Direction: Repeat the entries that follow verbatim, without any of their pictures.
★ ★ ★
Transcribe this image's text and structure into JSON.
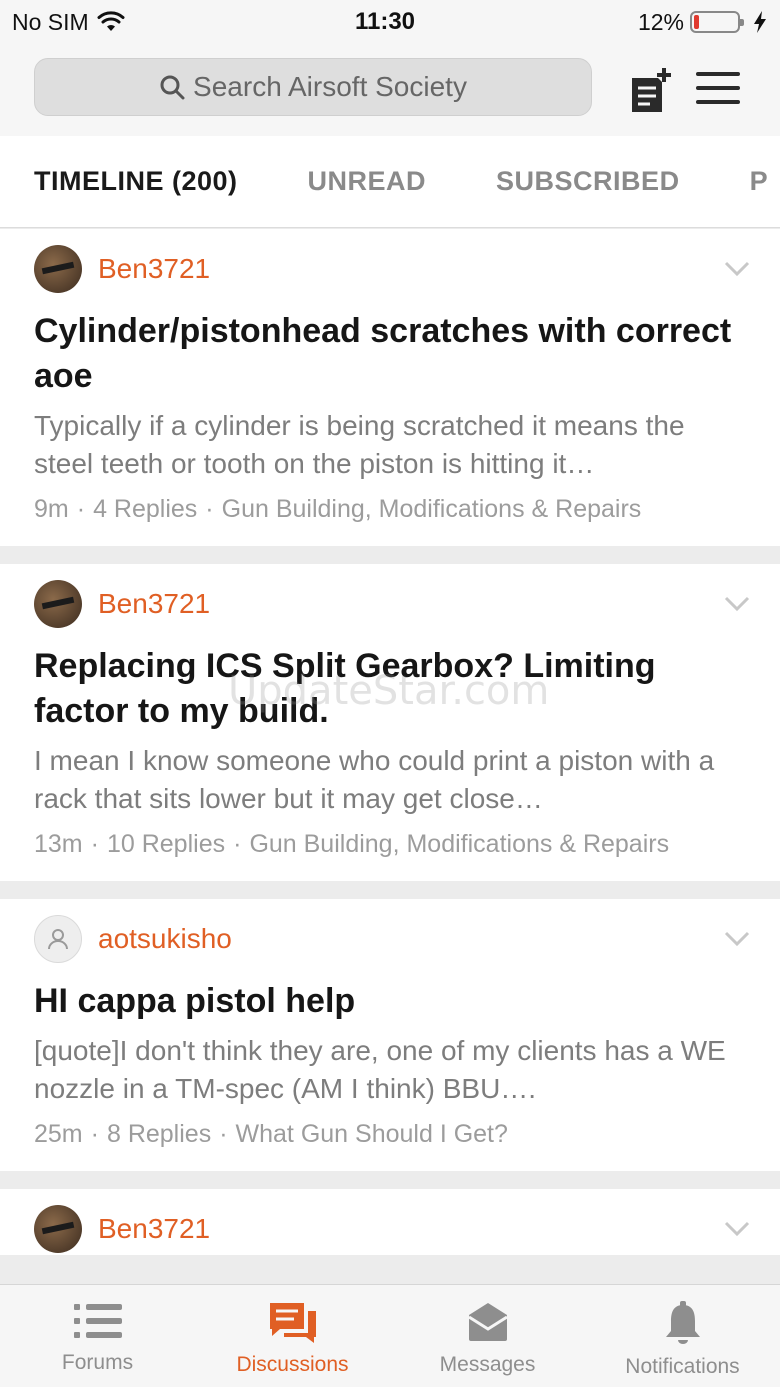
{
  "status_bar": {
    "carrier": "No SIM",
    "time": "11:30",
    "battery_percent": "12%",
    "battery_level": 0.12
  },
  "search": {
    "placeholder": "Search Airsoft Society"
  },
  "tabs": [
    {
      "label": "TIMELINE (200)",
      "active": true
    },
    {
      "label": "UNREAD",
      "active": false
    },
    {
      "label": "SUBSCRIBED",
      "active": false
    },
    {
      "label": "P",
      "active": false
    }
  ],
  "threads": [
    {
      "author": "Ben3721",
      "avatar": "photo",
      "title": "Cylinder/pistonhead scratches with correct aoe",
      "snippet": "Typically if a cylinder is being scratched it means the steel teeth or tooth on the piston is hitting it…",
      "time": "9m",
      "replies": "4 Replies",
      "forum": "Gun Building, Modifications & Repairs"
    },
    {
      "author": "Ben3721",
      "avatar": "photo",
      "title": "Replacing ICS Split Gearbox? Limiting factor to my build.",
      "snippet": "I mean I know someone who could print a piston with a rack that sits lower but it may get close…",
      "time": "13m",
      "replies": "10 Replies",
      "forum": "Gun Building, Modifications & Repairs"
    },
    {
      "author": "aotsukisho",
      "avatar": "default",
      "title": "HI cappa pistol help",
      "snippet": "[quote]I don't think they are, one of my clients has a WE nozzle in a TM-spec (AM I think) BBU….",
      "time": "25m",
      "replies": "8 Replies",
      "forum": "What Gun Should I Get?"
    },
    {
      "author": "Ben3721",
      "avatar": "photo",
      "title": "",
      "snippet": "",
      "time": "",
      "replies": "",
      "forum": ""
    }
  ],
  "bottom_nav": [
    {
      "label": "Forums",
      "icon": "list-icon",
      "active": false
    },
    {
      "label": "Discussions",
      "icon": "chat-bubbles-icon",
      "active": true
    },
    {
      "label": "Messages",
      "icon": "envelope-icon",
      "active": false
    },
    {
      "label": "Notifications",
      "icon": "bell-icon",
      "active": false
    }
  ],
  "watermark": "UpdateStar.com",
  "colors": {
    "accent": "#e05f24",
    "muted_text": "#7d7d7d",
    "battery_low": "#e03a2f"
  }
}
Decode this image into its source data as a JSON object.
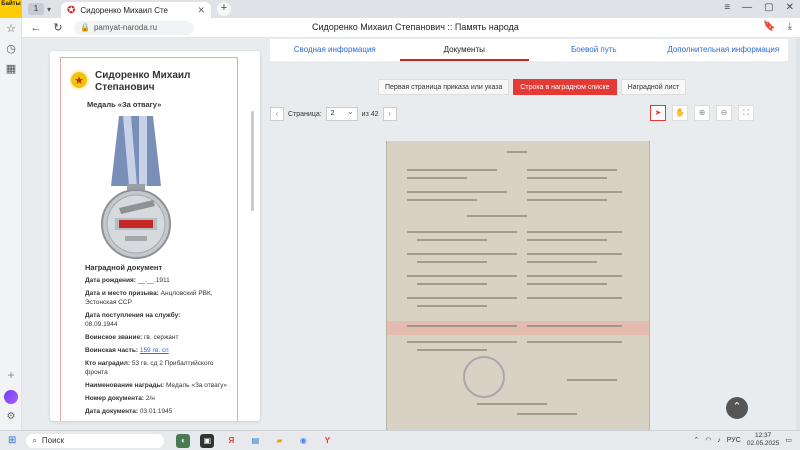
{
  "browser": {
    "logo_text": "Байты",
    "tab_count": "1",
    "tab_title": "Сидоренко Михаил Сте",
    "url": "pamyat-naroda.ru",
    "page_title": "Сидоренко Михаил Степанович :: Память народа"
  },
  "card": {
    "hero_name": "Сидоренко Михаил Степанович",
    "medal_name": "Медаль «За отвагу»",
    "doc_title": "Наградной документ",
    "fields": [
      {
        "label": "Дата рождения:",
        "value": "__.__.1911"
      },
      {
        "label": "Дата и место призыва:",
        "value": "Анцловский РВК, Эстонская ССР"
      },
      {
        "label": "Дата поступления на службу:",
        "value": "08.09.1944"
      },
      {
        "label": "Воинское звание:",
        "value": "гв. сержант"
      },
      {
        "label": "Воинская часть:",
        "value": "159 гв. сп"
      },
      {
        "label": "Кто наградил:",
        "value": "53 гв. сд 2 Прибалтийского фронта"
      },
      {
        "label": "Наименование награды:",
        "value": "Медаль «За отвагу»"
      },
      {
        "label": "Номер документа:",
        "value": "2/н"
      },
      {
        "label": "Дата документа:",
        "value": "03.01.1945"
      }
    ]
  },
  "tabs": [
    "Сводная информация",
    "Документы",
    "Боевой путь",
    "Дополнительная информация"
  ],
  "subtabs": [
    "Первая страница приказа или указа",
    "Строка в наградном списке",
    "Наградной лист"
  ],
  "pager": {
    "label": "Страница:",
    "current": "2",
    "of_label": "из 42"
  },
  "taskbar": {
    "search": "Поиск",
    "lang": "РУС",
    "time": "12:37",
    "date": "02.05.2025"
  }
}
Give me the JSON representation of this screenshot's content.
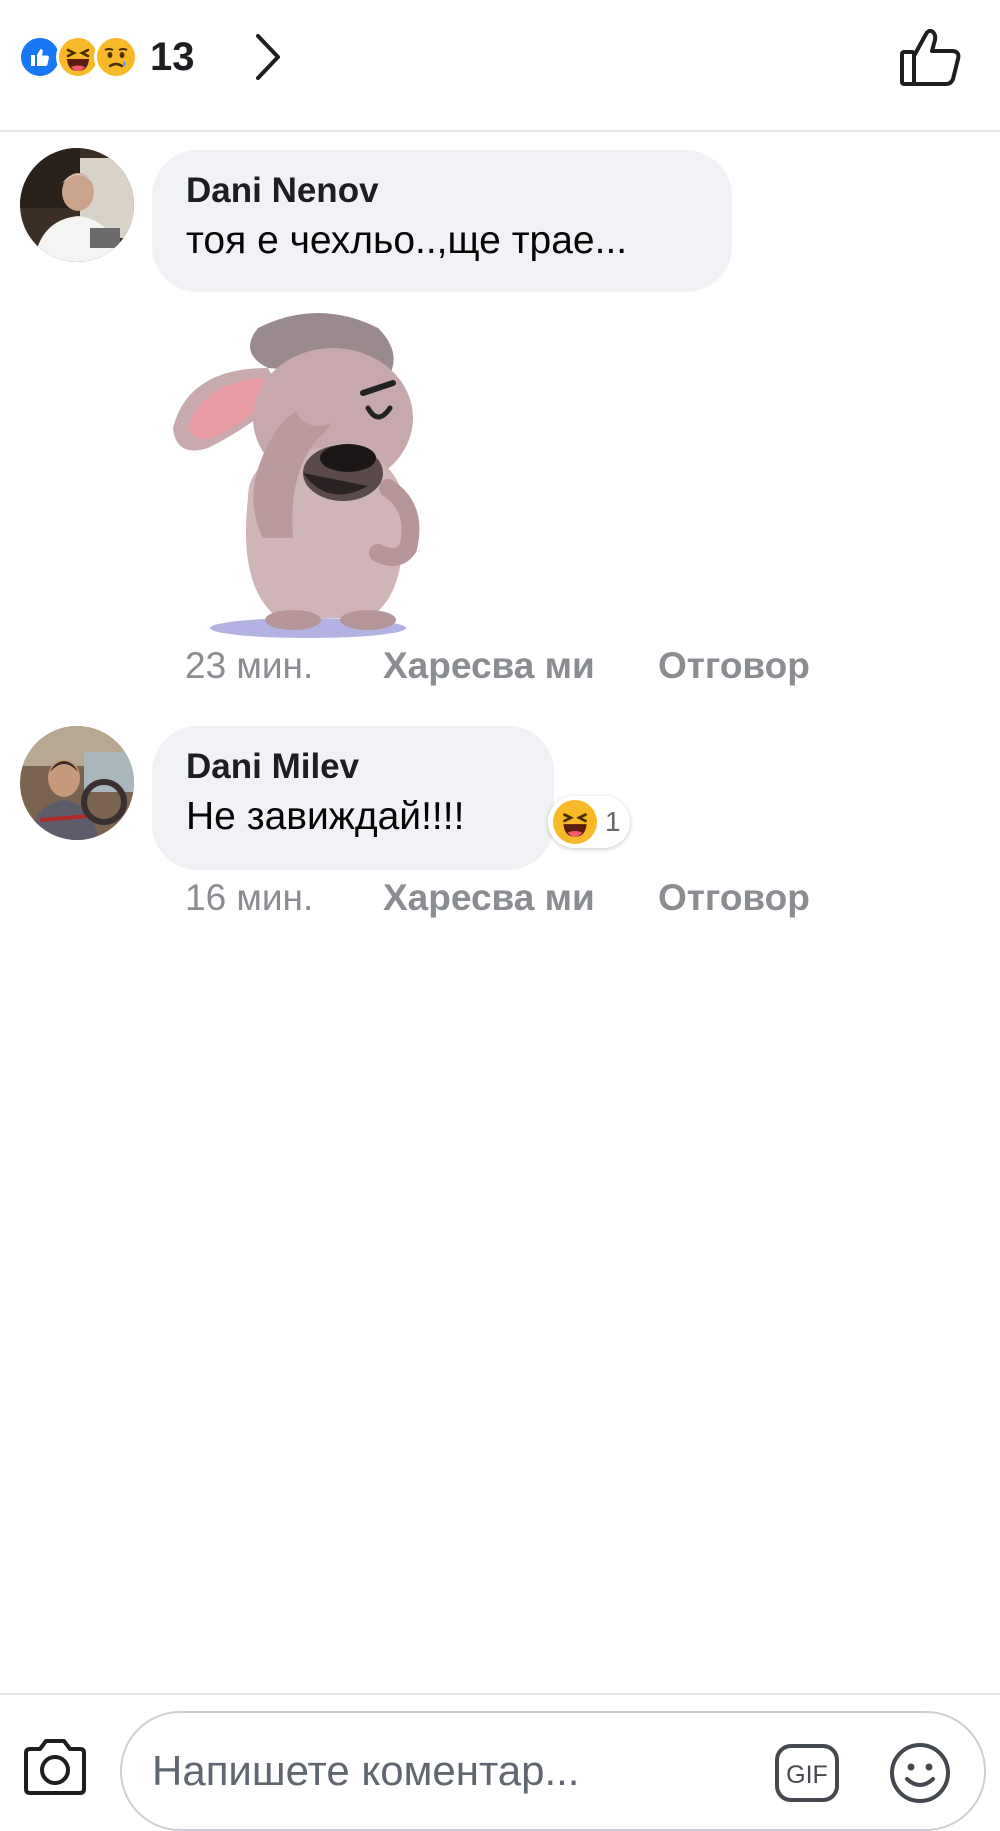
{
  "header": {
    "reaction_icons": [
      "like-icon",
      "haha-icon",
      "sad-icon"
    ],
    "reaction_count": "13",
    "chevron_icon": "chevron-right-icon",
    "like_icon": "thumbs-up-outline-icon"
  },
  "comments": [
    {
      "name": "Dani Nenov",
      "text": "тоя е чехльо..,ще трае...",
      "has_sticker": true,
      "time": "23 мин.",
      "like_label": "Харесва ми",
      "reply_label": "Отговор"
    },
    {
      "name": "Dani Milev",
      "text": "Не завиждай!!!!",
      "reaction": {
        "icon": "haha-icon",
        "count": "1"
      },
      "time": "16 мин.",
      "like_label": "Харесва ми",
      "reply_label": "Отговор"
    }
  ],
  "composer": {
    "placeholder": "Напишете коментар...",
    "gif_label": "GIF",
    "camera_icon": "camera-icon",
    "emoji_icon": "smiley-icon"
  },
  "colors": {
    "accent": "#1877f2",
    "bubble": "#f0f2f5",
    "meta_text": "#8a8d91",
    "haha_yellow": "#f7b928"
  }
}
★ ★ ★
The completed task:
Transcribe this image's text and structure into JSON.
{
  "status_bar": {
    "carrier": "No SIM",
    "time": "11:30",
    "battery_percent": "12%",
    "battery_level": 0.12
  },
  "search": {
    "placeholder": "Search Airsoft Society"
  },
  "tabs": [
    {
      "label": "TIMELINE (200)",
      "active": true
    },
    {
      "label": "UNREAD",
      "active": false
    },
    {
      "label": "SUBSCRIBED",
      "active": false
    },
    {
      "label": "P",
      "active": false
    }
  ],
  "threads": [
    {
      "author": "Ben3721",
      "avatar": "photo",
      "title": "Cylinder/pistonhead scratches with correct aoe",
      "snippet": "Typically if a cylinder is being scratched it means the steel teeth or tooth on the piston is hitting it…",
      "time": "9m",
      "replies": "4 Replies",
      "forum": "Gun Building, Modifications & Repairs"
    },
    {
      "author": "Ben3721",
      "avatar": "photo",
      "title": "Replacing ICS Split Gearbox? Limiting factor to my build.",
      "snippet": "I mean I know someone who could print a piston with a rack that sits lower but it may get close…",
      "time": "13m",
      "replies": "10 Replies",
      "forum": "Gun Building, Modifications & Repairs"
    },
    {
      "author": "aotsukisho",
      "avatar": "default",
      "title": "HI cappa pistol help",
      "snippet": "[quote]I don't think they are, one of my clients has a WE nozzle in a TM-spec (AM I think) BBU….",
      "time": "25m",
      "replies": "8 Replies",
      "forum": "What Gun Should I Get?"
    },
    {
      "author": "Ben3721",
      "avatar": "photo",
      "title": "",
      "snippet": "",
      "time": "",
      "replies": "",
      "forum": ""
    }
  ],
  "bottom_nav": [
    {
      "label": "Forums",
      "icon": "list-icon",
      "active": false
    },
    {
      "label": "Discussions",
      "icon": "chat-bubbles-icon",
      "active": true
    },
    {
      "label": "Messages",
      "icon": "envelope-icon",
      "active": false
    },
    {
      "label": "Notifications",
      "icon": "bell-icon",
      "active": false
    }
  ],
  "watermark": "UpdateStar.com",
  "colors": {
    "accent": "#e05f24",
    "muted_text": "#7d7d7d",
    "battery_low": "#e03a2f"
  }
}
Decode this image into its source data as a JSON object.
{
  "browser": {
    "logo_text": "Байты",
    "tab_count": "1",
    "tab_title": "Сидоренко Михаил Сте",
    "url": "pamyat-naroda.ru",
    "page_title": "Сидоренко Михаил Степанович :: Память народа"
  },
  "card": {
    "hero_name": "Сидоренко Михаил Степанович",
    "medal_name": "Медаль «За отвагу»",
    "doc_title": "Наградной документ",
    "fields": [
      {
        "label": "Дата рождения:",
        "value": "__.__.1911"
      },
      {
        "label": "Дата и место призыва:",
        "value": "Анцловский РВК, Эстонская ССР"
      },
      {
        "label": "Дата поступления на службу:",
        "value": "08.09.1944"
      },
      {
        "label": "Воинское звание:",
        "value": "гв. сержант"
      },
      {
        "label": "Воинская часть:",
        "value": "159 гв. сп"
      },
      {
        "label": "Кто наградил:",
        "value": "53 гв. сд 2 Прибалтийского фронта"
      },
      {
        "label": "Наименование награды:",
        "value": "Медаль «За отвагу»"
      },
      {
        "label": "Номер документа:",
        "value": "2/н"
      },
      {
        "label": "Дата документа:",
        "value": "03.01.1945"
      }
    ]
  },
  "tabs": [
    "Сводная информация",
    "Документы",
    "Боевой путь",
    "Дополнительная информация"
  ],
  "subtabs": [
    "Первая страница приказа или указа",
    "Строка в наградном списке",
    "Наградной лист"
  ],
  "pager": {
    "label": "Страница:",
    "current": "2",
    "of_label": "из 42"
  },
  "taskbar": {
    "search": "Поиск",
    "lang": "РУС",
    "time": "12:37",
    "date": "02.05.2025"
  }
}
Give me the JSON representation of this screenshot's content.
{
  "header": {
    "reaction_icons": [
      "like-icon",
      "haha-icon",
      "sad-icon"
    ],
    "reaction_count": "13",
    "chevron_icon": "chevron-right-icon",
    "like_icon": "thumbs-up-outline-icon"
  },
  "comments": [
    {
      "name": "Dani Nenov",
      "text": "тоя е чехльо..,ще трае...",
      "has_sticker": true,
      "time": "23 мин.",
      "like_label": "Харесва ми",
      "reply_label": "Отговор"
    },
    {
      "name": "Dani Milev",
      "text": "Не завиждай!!!!",
      "reaction": {
        "icon": "haha-icon",
        "count": "1"
      },
      "time": "16 мин.",
      "like_label": "Харесва ми",
      "reply_label": "Отговор"
    }
  ],
  "composer": {
    "placeholder": "Напишете коментар...",
    "gif_label": "GIF",
    "camera_icon": "camera-icon",
    "emoji_icon": "smiley-icon"
  },
  "colors": {
    "accent": "#1877f2",
    "bubble": "#f0f2f5",
    "meta_text": "#8a8d91",
    "haha_yellow": "#f7b928"
  }
}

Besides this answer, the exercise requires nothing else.